- Stated exercise: Copy the line with "What's the underlying" and all lines following it through the last line of the entries, exactly as written.

(Records about charts and figures)
***
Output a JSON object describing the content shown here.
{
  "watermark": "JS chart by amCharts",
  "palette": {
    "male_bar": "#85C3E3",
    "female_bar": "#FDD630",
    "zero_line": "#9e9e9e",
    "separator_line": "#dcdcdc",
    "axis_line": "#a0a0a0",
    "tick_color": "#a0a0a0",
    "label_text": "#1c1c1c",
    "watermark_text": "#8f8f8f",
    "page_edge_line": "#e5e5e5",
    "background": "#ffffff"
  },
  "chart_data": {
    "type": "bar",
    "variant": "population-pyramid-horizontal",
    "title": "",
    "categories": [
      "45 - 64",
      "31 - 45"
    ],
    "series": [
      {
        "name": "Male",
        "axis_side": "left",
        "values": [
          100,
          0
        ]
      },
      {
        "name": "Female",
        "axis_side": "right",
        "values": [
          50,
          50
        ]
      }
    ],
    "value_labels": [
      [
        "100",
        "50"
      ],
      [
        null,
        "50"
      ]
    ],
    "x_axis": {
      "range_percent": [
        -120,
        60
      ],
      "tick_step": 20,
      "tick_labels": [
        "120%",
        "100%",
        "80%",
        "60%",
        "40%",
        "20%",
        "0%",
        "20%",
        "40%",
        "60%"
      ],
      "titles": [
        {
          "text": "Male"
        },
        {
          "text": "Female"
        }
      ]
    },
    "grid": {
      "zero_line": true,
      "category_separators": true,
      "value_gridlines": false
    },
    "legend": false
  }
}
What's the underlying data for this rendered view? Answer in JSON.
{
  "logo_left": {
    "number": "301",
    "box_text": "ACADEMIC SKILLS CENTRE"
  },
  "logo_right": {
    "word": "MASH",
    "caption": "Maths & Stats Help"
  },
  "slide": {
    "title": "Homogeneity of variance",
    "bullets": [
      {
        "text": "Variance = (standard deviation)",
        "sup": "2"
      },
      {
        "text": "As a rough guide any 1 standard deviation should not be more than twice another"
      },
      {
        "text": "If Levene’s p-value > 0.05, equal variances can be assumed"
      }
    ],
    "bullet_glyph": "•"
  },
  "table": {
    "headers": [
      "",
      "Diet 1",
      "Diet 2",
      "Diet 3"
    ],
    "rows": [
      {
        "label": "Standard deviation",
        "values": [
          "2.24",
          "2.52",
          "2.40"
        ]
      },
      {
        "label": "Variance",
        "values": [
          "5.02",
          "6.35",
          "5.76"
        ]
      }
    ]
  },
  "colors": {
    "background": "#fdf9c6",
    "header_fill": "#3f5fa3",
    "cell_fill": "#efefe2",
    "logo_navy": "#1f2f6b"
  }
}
***
- Exercise answer:
What's the underlying data for this rendered view? Answer in JSON.
{
  "logo_left": {
    "number": "301",
    "box_text": "ACADEMIC SKILLS CENTRE"
  },
  "logo_right": {
    "word": "MASH",
    "caption": "Maths & Stats Help"
  },
  "slide": {
    "title": "Homogeneity of variance",
    "bullets": [
      {
        "text": "Variance = (standard deviation)",
        "sup": "2"
      },
      {
        "text": "As a rough guide any 1 standard deviation should not be more than twice another"
      },
      {
        "text": "If Levene’s p-value > 0.05, equal variances can be assumed"
      }
    ],
    "bullet_glyph": "•"
  },
  "table": {
    "headers": [
      "",
      "Diet 1",
      "Diet 2",
      "Diet 3"
    ],
    "rows": [
      {
        "label": "Standard deviation",
        "values": [
          "2.24",
          "2.52",
          "2.40"
        ]
      },
      {
        "label": "Variance",
        "values": [
          "5.02",
          "6.35",
          "5.76"
        ]
      }
    ]
  },
  "colors": {
    "background": "#fdf9c6",
    "header_fill": "#3f5fa3",
    "cell_fill": "#efefe2",
    "logo_navy": "#1f2f6b"
  }
}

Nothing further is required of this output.